#### Material for the task

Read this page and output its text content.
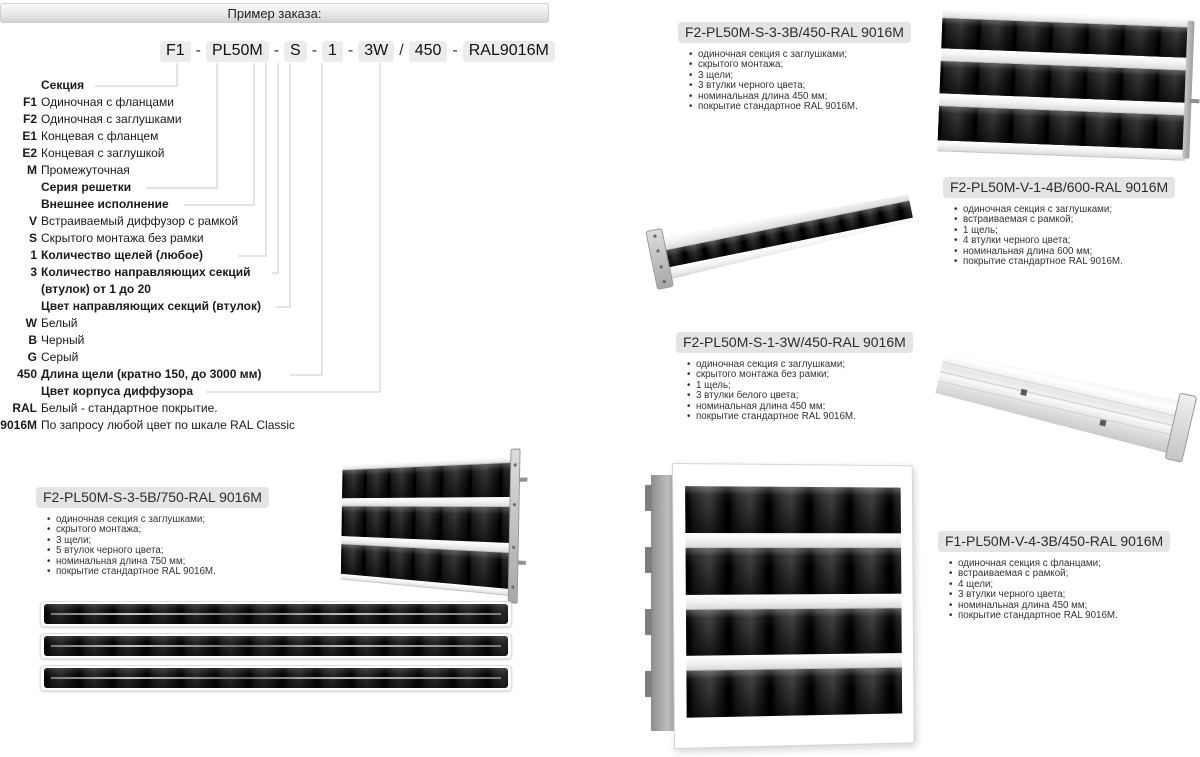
Пример заказа:
F1 - PL50M - S - 1 - 3W / 450 - RAL9016M
Секция
F1 Одиночная с фланцами
F2 Одиночная с заглушками
E1 Концевая с фланцем
E2 Концевая с заглушкой
M Промежуточная
Серия решетки
Внешнее исполнение
V Встраиваемый диффузор с рамкой
S Скрытого монтажа без рамки
1 Количество щелей (любое)
3 Количество направляющих секций (втулок) от 1 до 20
Цвет направляющих секций (втулок)
W Белый
B Черный
G Серый
450 Длина щели (кратно 150, до 3000 мм)
Цвет корпуса диффузора
RAL Белый - стандартное покрытие.
9016M По запросу любой цвет по шкале RAL Classic
F2-PL50M-S-3-3B/450-RAL 9016M
• одиночная секция с заглушками;
• скрытого монтажа;
• 3 щели;
• 3 втулки черного цвета;
• номинальная длина 450 мм;
• покрытие стандартное RAL 9016M.
F2-PL50M-V-1-4B/600-RAL 9016M
• одиночная секция с заглушками;
• встраиваемая с рамкой;
• 1 щель;
• 4 втулки черного цвета;
• номинальная длина 600 мм;
• покрытие стандартное RAL 9016M.
F2-PL50M-S-1-3W/450-RAL 9016M
• одиночная секция с заглушками;
• скрытого монтажа без рамки;
• 1 щель;
• 3 втулки белого цвета;
• номинальная длина 450 мм;
• покрытие стандартное RAL 9016M.
F2-PL50M-S-3-5B/750-RAL 9016M
• одиночная секция с заглушками;
• скрытого монтажа;
• 3 щели;
• 5 втулок черного цвета;
• номинальная длина 750 мм;
• покрытие стандартное RAL 9016M.
F1-PL50M-V-4-3B/450-RAL 9016M
• одиночная секция с фланцами;
• встраиваемая с рамкой;
• 4 щели;
• 3 втулки черного цвета;
• номинальная длина 450 мм;
• покрытие стандартное RAL 9016M.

########

Short problem.
Leave out the pictures and output the rest of the material exactly as written.

Output for this exercise.
Read this page and output its text content.
Пример заказа:
F1 - PL50M - S - 1 - 3W / 450 - RAL9016M
Секция
F1 Одиночная с фланцами
F2 Одиночная с заглушками
E1 Концевая с фланцем
E2 Концевая с заглушкой
M Промежуточная
Серия решетки
Внешнее исполнение
V Встраиваемый диффузор с рамкой
S Скрытого монтажа без рамки
1 Количество щелей (любое)
3 Количество направляющих секций (втулок) от 1 до 20
Цвет направляющих секций (втулок)
W Белый
B Черный
G Серый
450 Длина щели (кратно 150, до 3000 мм)
Цвет корпуса диффузора
RAL Белый - стандартное покрытие.
9016M По запросу любой цвет по шкале RAL Classic
F2-PL50M-S-3-3B/450-RAL 9016M
• одиночная секция с заглушками;
• скрытого монтажа;
• 3 щели;
• 3 втулки черного цвета;
• номинальная длина 450 мм;
• покрытие стандартное RAL 9016M.
F2-PL50M-V-1-4B/600-RAL 9016M
• одиночная секция с заглушками;
• встраиваемая с рамкой;
• 1 щель;
• 4 втулки черного цвета;
• номинальная длина 600 мм;
• покрытие стандартное RAL 9016M.
F2-PL50M-S-1-3W/450-RAL 9016M
• одиночная секция с заглушками;
• скрытого монтажа без рамки;
• 1 щель;
• 3 втулки белого цвета;
• номинальная длина 450 мм;
• покрытие стандартное RAL 9016M.
F2-PL50M-S-3-5B/750-RAL 9016M
• одиночная секция с заглушками;
• скрытого монтажа;
• 3 щели;
• 5 втулок черного цвета;
• номинальная длина 750 мм;
• покрытие стандартное RAL 9016M.
F1-PL50M-V-4-3B/450-RAL 9016M
• одиночная секция с фланцами;
• встраиваемая с рамкой;
• 4 щели;
• 3 втулки черного цвета;
• номинальная длина 450 мм;
• покрытие стандартное RAL 9016M.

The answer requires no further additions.